● EXERCISE PROMPT:
Show, in full, each line of the data that contains "soit".

Records that describe figures

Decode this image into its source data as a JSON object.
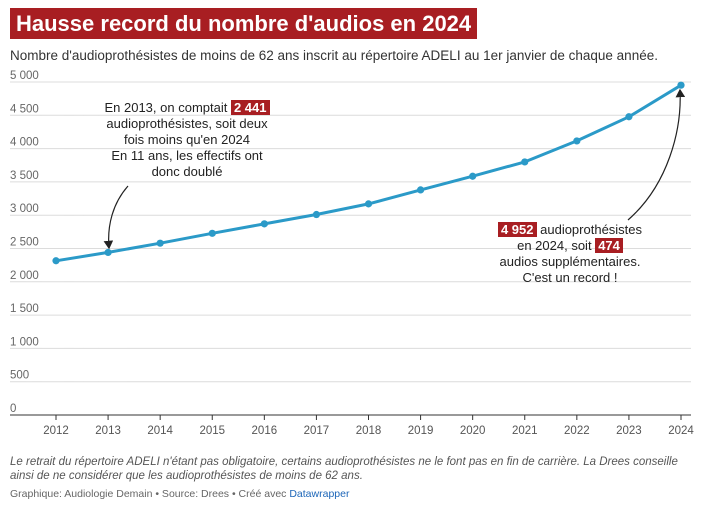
{
  "header": {
    "title": "Hausse record du nombre d'audios en 2024",
    "subtitle": "Nombre d'audioprothésistes de moins de 62 ans inscrit au répertoire ADELI au 1er janvier de chaque année."
  },
  "annotations": {
    "left": {
      "prefix": "En 2013, on comptait",
      "value": "2 441",
      "line2": "audioprothésistes, soit deux",
      "line3": "fois moins qu'en 2024",
      "line4": "En 11 ans, les effectifs ont",
      "line5": "donc doublé"
    },
    "right": {
      "value1": "4 952",
      "text1": "audioprothésistes",
      "text2": "en 2024, soit",
      "value2": "474",
      "text3": "audios supplémentaires.",
      "text4": "C'est un record !"
    }
  },
  "footer": {
    "note": "Le retrait du répertoire ADELI n'étant pas obligatoire, certains audioprothésistes ne le font pas en fin de carrière. La Drees conseille ainsi de ne considérer que les audioprothésistes de moins de 62 ans.",
    "credit_prefix": "Graphique: Audiologie Demain • Source: Drees • Créé avec",
    "credit_link": "Datawrapper"
  },
  "colors": {
    "accent": "#a81e22",
    "line": "#2b9ac8",
    "grid": "#dcdcdc"
  },
  "chart_data": {
    "type": "line",
    "x": [
      2012,
      2013,
      2014,
      2015,
      2016,
      2017,
      2018,
      2019,
      2020,
      2021,
      2022,
      2023,
      2024
    ],
    "categories": [
      "2012",
      "2013",
      "2014",
      "2015",
      "2016",
      "2017",
      "2018",
      "2019",
      "2020",
      "2021",
      "2022",
      "2023",
      "2024"
    ],
    "series": [
      {
        "name": "Audioprothésistes de moins de 62 ans",
        "values": [
          2316,
          2441,
          2580,
          2728,
          2870,
          3010,
          3170,
          3380,
          3585,
          3800,
          4115,
          4478,
          4952
        ]
      }
    ],
    "yticks": [
      0,
      500,
      1000,
      1500,
      2000,
      2500,
      3000,
      3500,
      4000,
      4500,
      5000
    ],
    "ytick_labels": [
      "0",
      "500",
      "1 000",
      "1 500",
      "2 000",
      "2 500",
      "3 000",
      "3 500",
      "4 000",
      "4 500",
      "5 000"
    ],
    "ylim": [
      0,
      5000
    ],
    "xlim": [
      2012,
      2024
    ],
    "grid": true,
    "title": "Hausse record du nombre d'audios en 2024",
    "xlabel": "",
    "ylabel": ""
  }
}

● SOLUTION FOR THIS EXERCISE:
      "line2": "audioprothésistes, soit deux",
      "text2": "en 2024, soit",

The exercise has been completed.